> _WHAT YOU WILL DO_:
Look through the data below. Collect every line where the word "dụng" occurs.

> _RECORD EXTRACTS_:
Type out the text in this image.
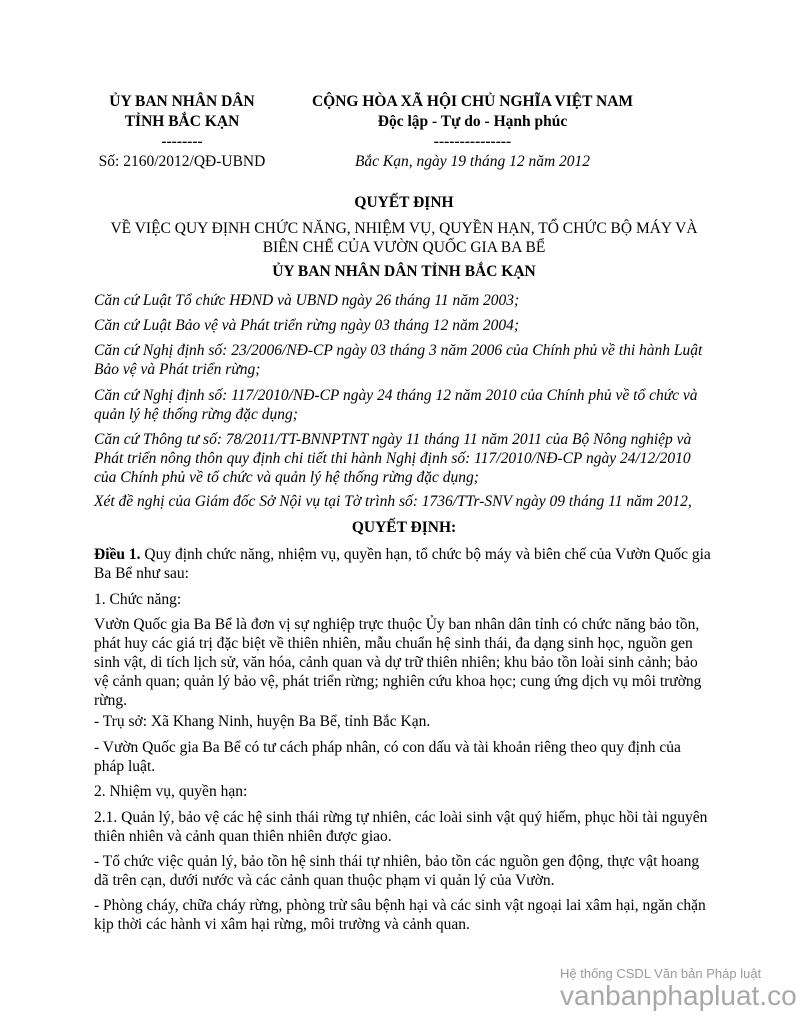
ỦY BAN NHÂN DÂN
TỈNH BẮC KẠN
--------
Số: 2160/2012/QĐ-UBND
CỘNG HÒA XÃ HỘI CHỦ NGHĨA VIỆT NAM
Độc lập - Tự do - Hạnh phúc
---------------
Bắc Kạn, ngày 19 tháng 12 năm 2012

QUYẾT ĐỊNH

VỀ VIỆC QUY ĐỊNH CHỨC NĂNG, NHIỆM VỤ, QUYỀN HẠN, TỔ CHỨC BỘ MÁY VÀ
BIÊN CHẾ CỦA VƯỜN QUỐC GIA BA BỂ

ỦY BAN NHÂN DÂN TỈNH BẮC KẠN

Căn cứ Luật Tổ chức HĐND và UBND ngày 26 tháng 11 năm 2003;

Căn cứ Luật Bảo vệ và Phát triển rừng ngày 03 tháng 12 năm 2004;

Căn cứ Nghị định số: 23/2006/NĐ-CP ngày 03 tháng 3 năm 2006 của Chính phủ về thi hành Luật Bảo vệ và Phát triển rừng;

Căn cứ Nghị định số: 117/2010/NĐ-CP ngày 24 tháng 12 năm 2010 của Chính phủ về tổ chức và quản lý hệ thống rừng đặc dụng;

Căn cứ Thông tư số: 78/2011/TT-BNNPTNT ngày 11 tháng 11 năm 2011 của Bộ Nông nghiệp và Phát triển nông thôn quy định chi tiết thi hành Nghị định số: 117/2010/NĐ-CP ngày 24/12/2010 của Chính phủ về tổ chức và quản lý hệ thống rừng đặc dụng;

Xét đề nghị của Giám đốc Sở Nội vụ tại Tờ trình số: 1736/TTr-SNV ngày 09 tháng 11 năm 2012,

QUYẾT ĐỊNH:

Điều 1. Quy định chức năng, nhiệm vụ, quyền hạn, tổ chức bộ máy và biên chế của Vườn Quốc gia Ba Bể như sau:

1. Chức năng:

Vườn Quốc gia Ba Bể là đơn vị sự nghiệp trực thuộc Ủy ban nhân dân tỉnh có chức năng bảo tồn, phát huy các giá trị đặc biệt về thiên nhiên, mẫu chuẩn hệ sinh thái, đa dạng sinh học, nguồn gen sinh vật, di tích lịch sử, văn hóa, cảnh quan và dự trữ thiên nhiên; khu bảo tồn loài sinh cảnh; bảo vệ cảnh quan; quản lý bảo vệ, phát triển rừng; nghiên cứu khoa học; cung ứng dịch vụ môi trường rừng.

- Trụ sở: Xã Khang Ninh, huyện Ba Bể, tỉnh Bắc Kạn.

- Vườn Quốc gia Ba Bể có tư cách pháp nhân, có con dấu và tài khoản riêng theo quy định của pháp luật.

2. Nhiệm vụ, quyền hạn:

2.1. Quản lý, bảo vệ các hệ sinh thái rừng tự nhiên, các loài sinh vật quý hiếm, phục hồi tài nguyên thiên nhiên và cảnh quan thiên nhiên được giao.

- Tổ chức việc quản lý, bảo tồn hệ sinh thái tự nhiên, bảo tồn các nguồn gen động, thực vật hoang dã trên cạn, dưới nước và các cảnh quan thuộc phạm vi quản lý của Vườn.

- Phòng cháy, chữa cháy rừng, phòng trừ sâu bệnh hại và các sinh vật ngoại lai xâm hại, ngăn chặn kịp thời các hành vi xâm hại rừng, môi trường và cảnh quan.

Hệ thống CSDL Văn bản Pháp luật
vanbanphapluat.co
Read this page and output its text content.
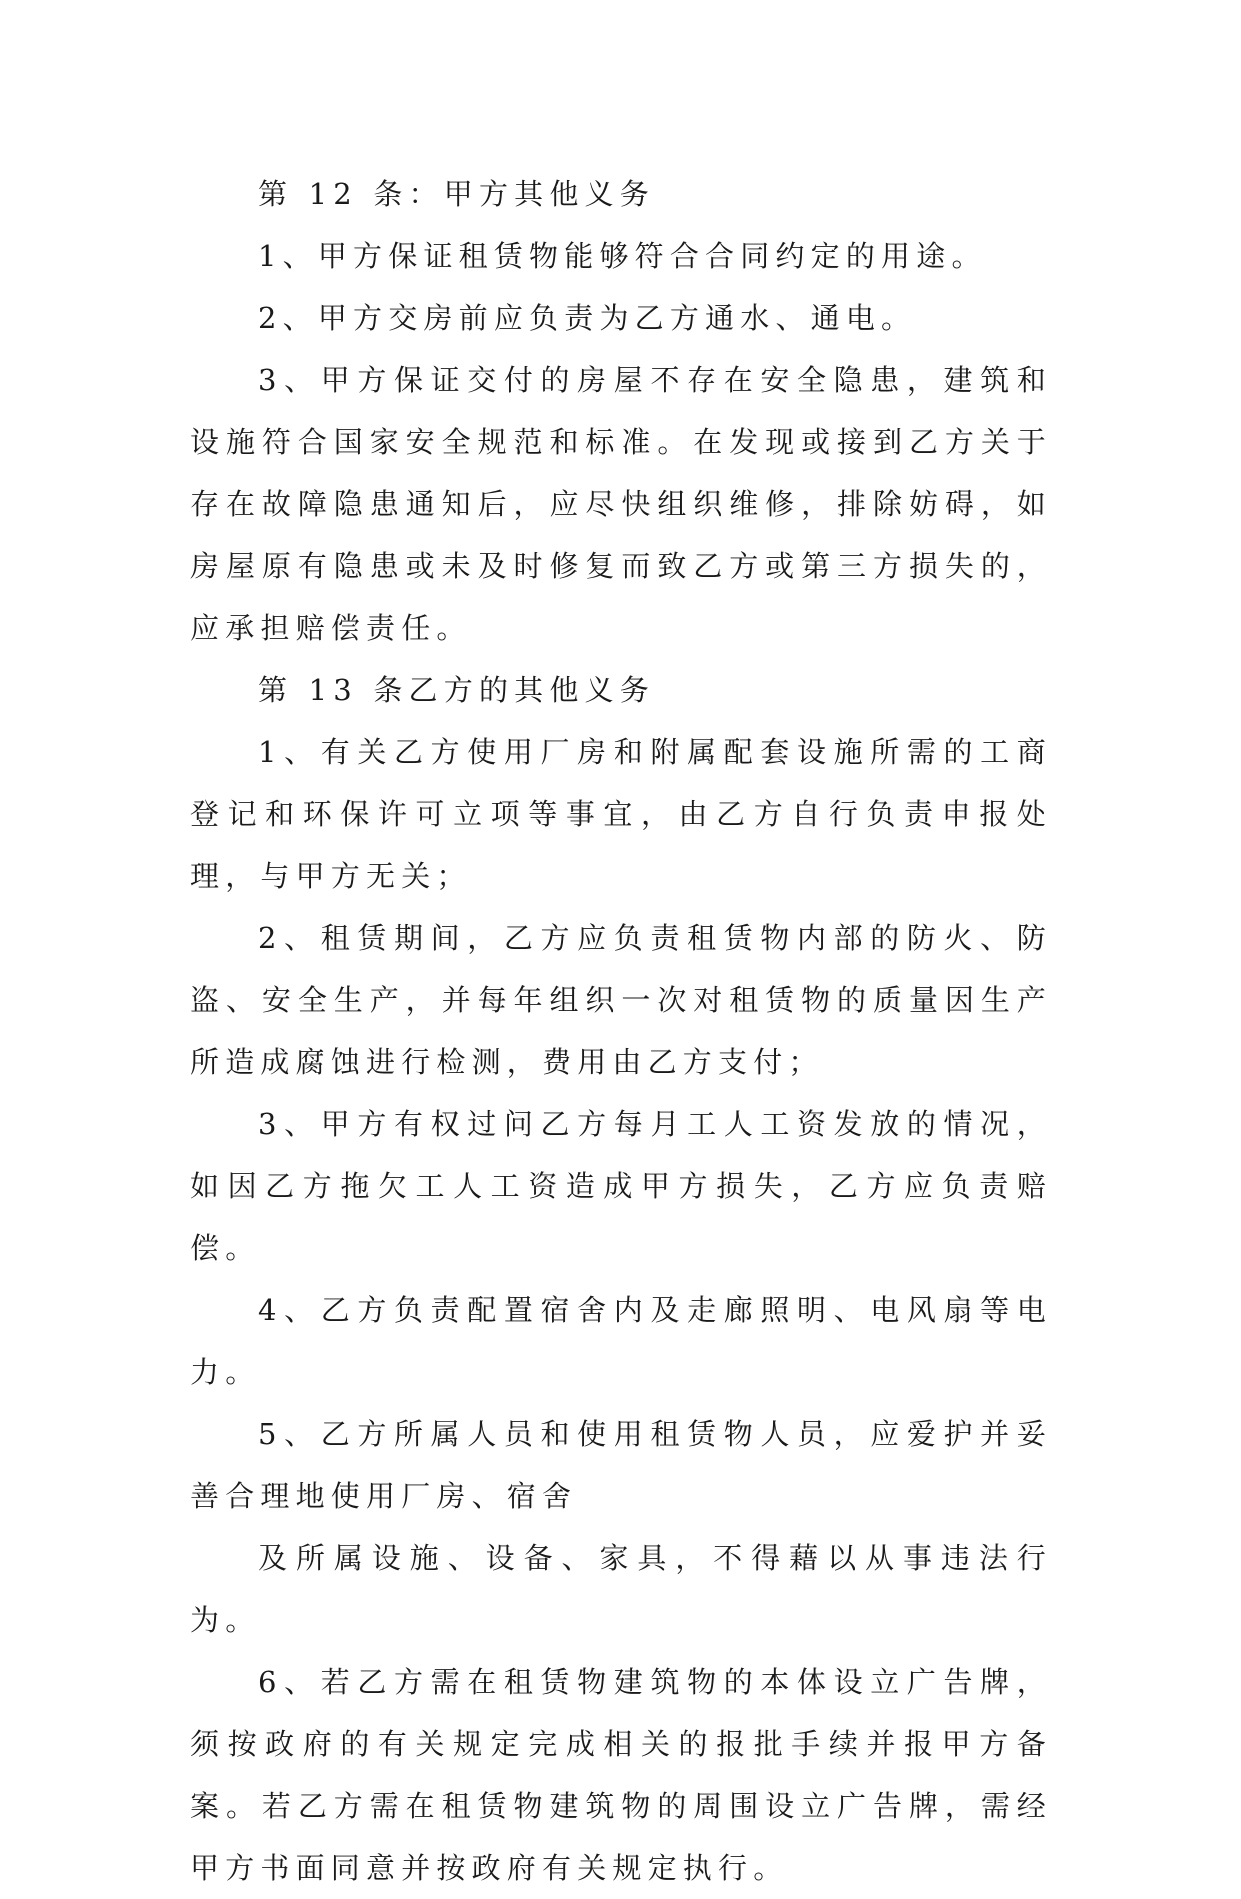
第 12 条：甲方其他义务

1、甲方保证租赁物能够符合合同约定的用途。

2、甲方交房前应负责为乙方通水、通电。

3、甲方保证交付的房屋不存在安全隐患，建筑和设施符合国家安全规范和标准。在发现或接到乙方关于存在故障隐患通知后，应尽快组织维修，排除妨碍，如房屋原有隐患或未及时修复而致乙方或第三方损失的，应承担赔偿责任。

第 13 条乙方的其他义务

1、有关乙方使用厂房和附属配套设施所需的工商登记和环保许可立项等事宜，由乙方自行负责申报处理，与甲方无关；

2、租赁期间，乙方应负责租赁物内部的防火、防盗、安全生产，并每年组织一次对租赁物的质量因生产所造成腐蚀进行检测，费用由乙方支付；

3、甲方有权过问乙方每月工人工资发放的情况，如因乙方拖欠工人工资造成甲方损失，乙方应负责赔偿。

4、乙方负责配置宿舍内及走廊照明、电风扇等电力。

5、乙方所属人员和使用租赁物人员，应爱护并妥善合理地使用厂房、宿舍

及所属设施、设备、家具，不得藉以从事违法行为。

6、若乙方需在租赁物建筑物的本体设立广告牌，须按政府的有关规定完成相关的报批手续并报甲方备案。若乙方需在租赁物建筑物的周围设立广告牌，需经甲方书面同意并按政府有关规定执行。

> _WRITTEN SOLUTION_:
Căn cứ Nghị định số: 117/2010/NĐ-CP ngày 24 tháng 12 năm 2010 của Chính phủ về tổ chức và quản lý hệ thống rừng đặc dụng;
Căn cứ Thông tư số: 78/2011/TT-BNNPTNT ngày 11 tháng 11 năm 2011 của Bộ Nông nghiệp và Phát triển nông thôn quy định chi tiết thi hành Nghị định số: 117/2010/NĐ-CP ngày 24/12/2010 của Chính phủ về tổ chức và quản lý hệ thống rừng đặc dụng;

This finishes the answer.